● **OBJECTIVE**:
Every line that contains the word "Language" should be copied.

--- start of AVAILABLE DATA ---

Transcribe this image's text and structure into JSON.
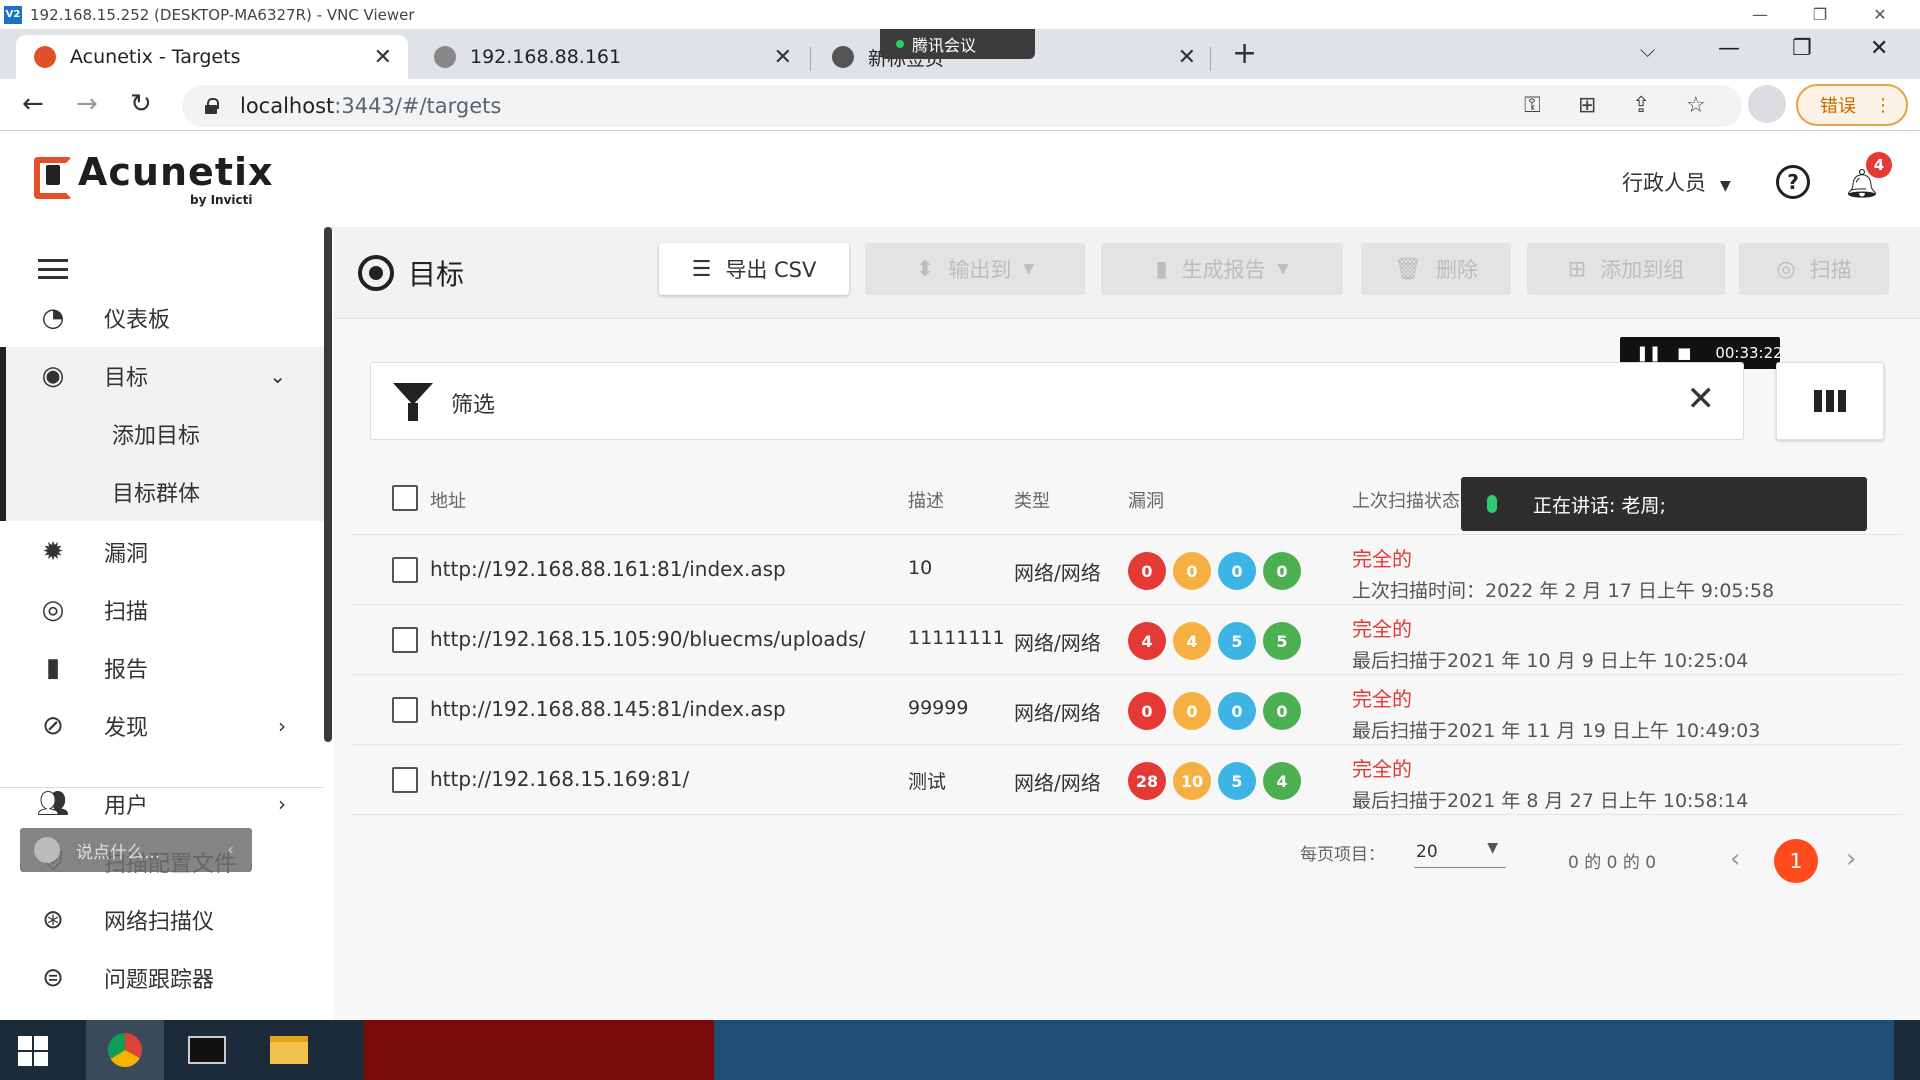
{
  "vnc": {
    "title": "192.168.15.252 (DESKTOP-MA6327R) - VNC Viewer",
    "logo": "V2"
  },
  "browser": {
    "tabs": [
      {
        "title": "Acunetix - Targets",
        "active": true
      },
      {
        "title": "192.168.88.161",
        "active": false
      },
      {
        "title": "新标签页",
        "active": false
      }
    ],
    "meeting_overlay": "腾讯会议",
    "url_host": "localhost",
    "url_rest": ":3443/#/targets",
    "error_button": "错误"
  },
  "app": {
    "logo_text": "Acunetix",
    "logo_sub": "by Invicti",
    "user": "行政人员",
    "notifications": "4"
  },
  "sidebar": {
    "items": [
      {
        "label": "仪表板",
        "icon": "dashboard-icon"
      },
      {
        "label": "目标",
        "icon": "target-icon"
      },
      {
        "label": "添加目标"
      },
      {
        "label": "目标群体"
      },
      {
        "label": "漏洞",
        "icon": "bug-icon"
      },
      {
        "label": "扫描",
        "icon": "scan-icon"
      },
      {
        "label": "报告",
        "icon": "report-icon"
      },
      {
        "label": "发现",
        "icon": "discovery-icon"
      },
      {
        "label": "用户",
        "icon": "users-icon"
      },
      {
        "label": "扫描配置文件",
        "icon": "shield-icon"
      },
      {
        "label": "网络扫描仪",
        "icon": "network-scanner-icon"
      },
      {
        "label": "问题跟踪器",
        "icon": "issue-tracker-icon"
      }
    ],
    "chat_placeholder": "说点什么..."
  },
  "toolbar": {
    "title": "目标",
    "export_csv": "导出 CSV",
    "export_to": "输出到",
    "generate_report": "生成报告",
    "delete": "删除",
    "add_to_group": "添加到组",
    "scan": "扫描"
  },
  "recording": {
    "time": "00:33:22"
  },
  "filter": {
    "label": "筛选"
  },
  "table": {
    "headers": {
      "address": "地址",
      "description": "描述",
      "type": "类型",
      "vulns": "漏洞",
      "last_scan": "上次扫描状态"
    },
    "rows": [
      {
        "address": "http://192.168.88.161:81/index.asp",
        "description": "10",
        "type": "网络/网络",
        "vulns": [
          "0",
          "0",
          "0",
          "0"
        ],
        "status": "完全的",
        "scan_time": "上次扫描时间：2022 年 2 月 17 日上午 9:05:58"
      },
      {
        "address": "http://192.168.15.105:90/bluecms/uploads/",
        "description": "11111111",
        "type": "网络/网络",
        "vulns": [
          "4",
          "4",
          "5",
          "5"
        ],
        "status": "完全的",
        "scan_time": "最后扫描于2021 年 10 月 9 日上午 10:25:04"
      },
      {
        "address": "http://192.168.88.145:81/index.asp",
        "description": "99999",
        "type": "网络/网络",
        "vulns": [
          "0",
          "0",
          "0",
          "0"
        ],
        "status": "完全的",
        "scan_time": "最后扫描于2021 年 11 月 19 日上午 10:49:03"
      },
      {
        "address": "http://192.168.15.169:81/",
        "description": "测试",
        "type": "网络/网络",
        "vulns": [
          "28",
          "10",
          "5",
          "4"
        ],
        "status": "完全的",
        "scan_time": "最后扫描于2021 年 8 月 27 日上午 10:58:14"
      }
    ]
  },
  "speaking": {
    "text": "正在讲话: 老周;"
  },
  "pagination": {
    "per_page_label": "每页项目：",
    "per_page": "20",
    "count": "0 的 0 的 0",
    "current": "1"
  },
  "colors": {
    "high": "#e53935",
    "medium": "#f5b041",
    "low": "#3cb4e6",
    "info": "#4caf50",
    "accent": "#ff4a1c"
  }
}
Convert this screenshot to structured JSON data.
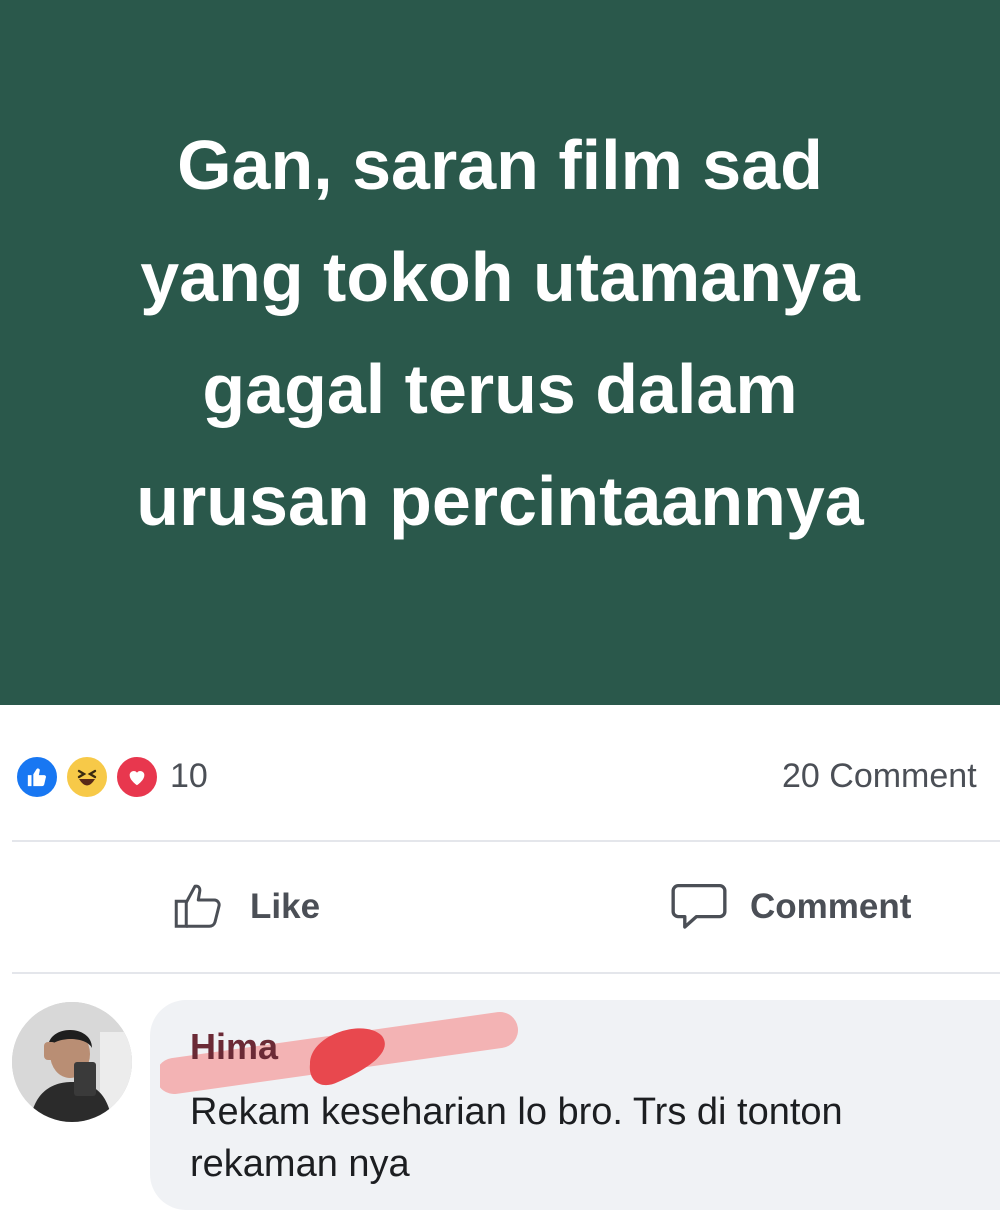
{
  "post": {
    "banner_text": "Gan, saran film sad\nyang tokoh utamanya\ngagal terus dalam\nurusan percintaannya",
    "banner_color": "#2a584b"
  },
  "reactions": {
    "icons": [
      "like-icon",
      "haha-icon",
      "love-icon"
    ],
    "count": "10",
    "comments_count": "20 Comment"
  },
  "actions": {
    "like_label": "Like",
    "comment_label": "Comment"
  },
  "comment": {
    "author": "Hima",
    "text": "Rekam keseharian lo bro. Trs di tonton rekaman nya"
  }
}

--- end of AVAILABLE DATA ---
--- start of AVAILABLE DATA ---

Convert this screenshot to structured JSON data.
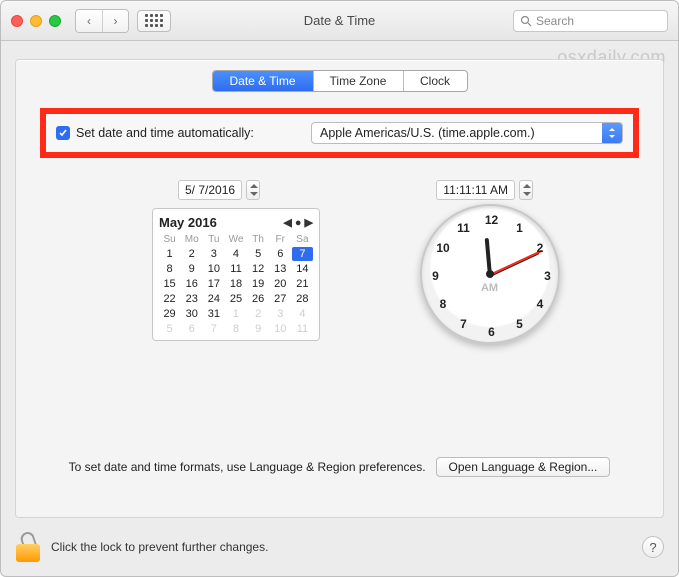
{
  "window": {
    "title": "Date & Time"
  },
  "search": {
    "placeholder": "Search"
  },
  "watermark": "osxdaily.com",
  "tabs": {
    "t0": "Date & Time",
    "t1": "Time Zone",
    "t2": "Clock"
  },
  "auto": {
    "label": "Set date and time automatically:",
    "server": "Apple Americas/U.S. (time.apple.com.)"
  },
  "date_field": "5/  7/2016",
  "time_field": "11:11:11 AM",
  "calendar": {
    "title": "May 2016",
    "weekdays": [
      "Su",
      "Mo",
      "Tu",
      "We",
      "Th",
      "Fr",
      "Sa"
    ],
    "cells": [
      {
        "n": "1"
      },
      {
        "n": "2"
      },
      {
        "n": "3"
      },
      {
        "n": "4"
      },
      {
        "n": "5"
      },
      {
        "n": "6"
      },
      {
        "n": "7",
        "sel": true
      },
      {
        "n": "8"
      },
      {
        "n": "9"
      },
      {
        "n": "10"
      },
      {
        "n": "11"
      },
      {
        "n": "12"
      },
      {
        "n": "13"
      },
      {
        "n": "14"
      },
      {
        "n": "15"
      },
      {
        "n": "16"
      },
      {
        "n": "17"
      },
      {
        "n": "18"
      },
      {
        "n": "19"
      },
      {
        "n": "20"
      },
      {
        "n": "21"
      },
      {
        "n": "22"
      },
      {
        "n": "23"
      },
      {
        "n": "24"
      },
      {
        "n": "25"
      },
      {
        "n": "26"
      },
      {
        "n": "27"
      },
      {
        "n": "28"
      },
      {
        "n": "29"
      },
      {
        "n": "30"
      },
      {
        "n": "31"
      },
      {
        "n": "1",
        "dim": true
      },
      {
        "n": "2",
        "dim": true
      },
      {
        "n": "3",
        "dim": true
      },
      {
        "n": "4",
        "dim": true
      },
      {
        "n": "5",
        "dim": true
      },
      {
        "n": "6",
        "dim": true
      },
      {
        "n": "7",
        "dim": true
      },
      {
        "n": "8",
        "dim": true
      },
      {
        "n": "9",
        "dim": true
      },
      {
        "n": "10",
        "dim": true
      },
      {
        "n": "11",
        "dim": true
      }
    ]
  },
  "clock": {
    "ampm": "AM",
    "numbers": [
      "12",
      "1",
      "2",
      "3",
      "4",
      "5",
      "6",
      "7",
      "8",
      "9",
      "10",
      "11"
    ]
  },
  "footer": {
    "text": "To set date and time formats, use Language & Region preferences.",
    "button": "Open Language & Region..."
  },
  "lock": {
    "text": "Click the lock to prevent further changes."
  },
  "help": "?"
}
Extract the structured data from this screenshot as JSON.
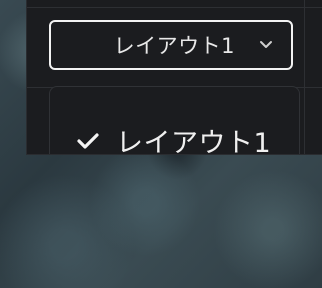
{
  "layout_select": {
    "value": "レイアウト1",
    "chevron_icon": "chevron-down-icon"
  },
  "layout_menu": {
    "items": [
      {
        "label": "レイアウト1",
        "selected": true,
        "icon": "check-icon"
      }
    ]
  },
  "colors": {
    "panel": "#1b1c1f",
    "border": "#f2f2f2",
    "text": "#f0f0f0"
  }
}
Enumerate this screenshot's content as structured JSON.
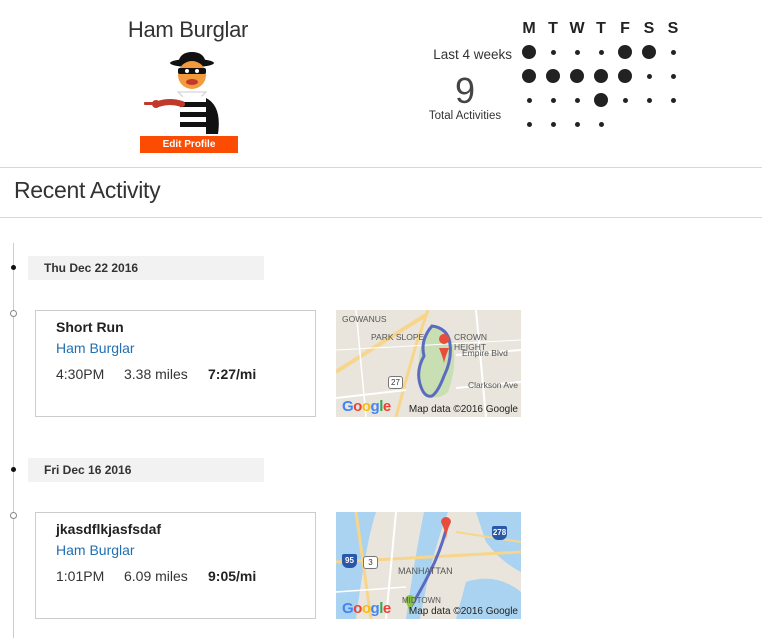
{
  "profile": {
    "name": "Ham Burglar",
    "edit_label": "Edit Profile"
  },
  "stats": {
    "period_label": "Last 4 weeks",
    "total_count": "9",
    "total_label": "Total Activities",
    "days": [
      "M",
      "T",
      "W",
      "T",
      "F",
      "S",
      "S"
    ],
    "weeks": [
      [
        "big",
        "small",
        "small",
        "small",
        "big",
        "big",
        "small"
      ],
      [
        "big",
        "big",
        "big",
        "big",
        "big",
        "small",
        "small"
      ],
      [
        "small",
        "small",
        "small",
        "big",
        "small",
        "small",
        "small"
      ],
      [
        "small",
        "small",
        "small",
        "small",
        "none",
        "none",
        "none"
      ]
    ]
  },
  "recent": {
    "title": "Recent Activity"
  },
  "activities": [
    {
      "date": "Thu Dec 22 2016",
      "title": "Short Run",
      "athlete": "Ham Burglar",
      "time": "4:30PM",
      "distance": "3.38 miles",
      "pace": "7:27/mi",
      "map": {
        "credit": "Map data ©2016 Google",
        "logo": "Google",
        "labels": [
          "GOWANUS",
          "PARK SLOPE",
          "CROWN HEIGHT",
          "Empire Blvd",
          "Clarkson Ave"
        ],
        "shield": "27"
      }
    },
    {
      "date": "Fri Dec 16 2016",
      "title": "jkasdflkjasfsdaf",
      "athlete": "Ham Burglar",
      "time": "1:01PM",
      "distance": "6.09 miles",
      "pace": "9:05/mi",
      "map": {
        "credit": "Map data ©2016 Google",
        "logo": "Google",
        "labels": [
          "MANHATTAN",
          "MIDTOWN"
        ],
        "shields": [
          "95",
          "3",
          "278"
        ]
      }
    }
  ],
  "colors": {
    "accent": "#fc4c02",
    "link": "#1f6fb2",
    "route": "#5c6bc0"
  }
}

--- end of AVAILABLE DATA ---

● **RESULT OF THE TASK**:
    "text": "To set date and time formats, use Language & Region preferences.",
    "button": "Open Language & Region..."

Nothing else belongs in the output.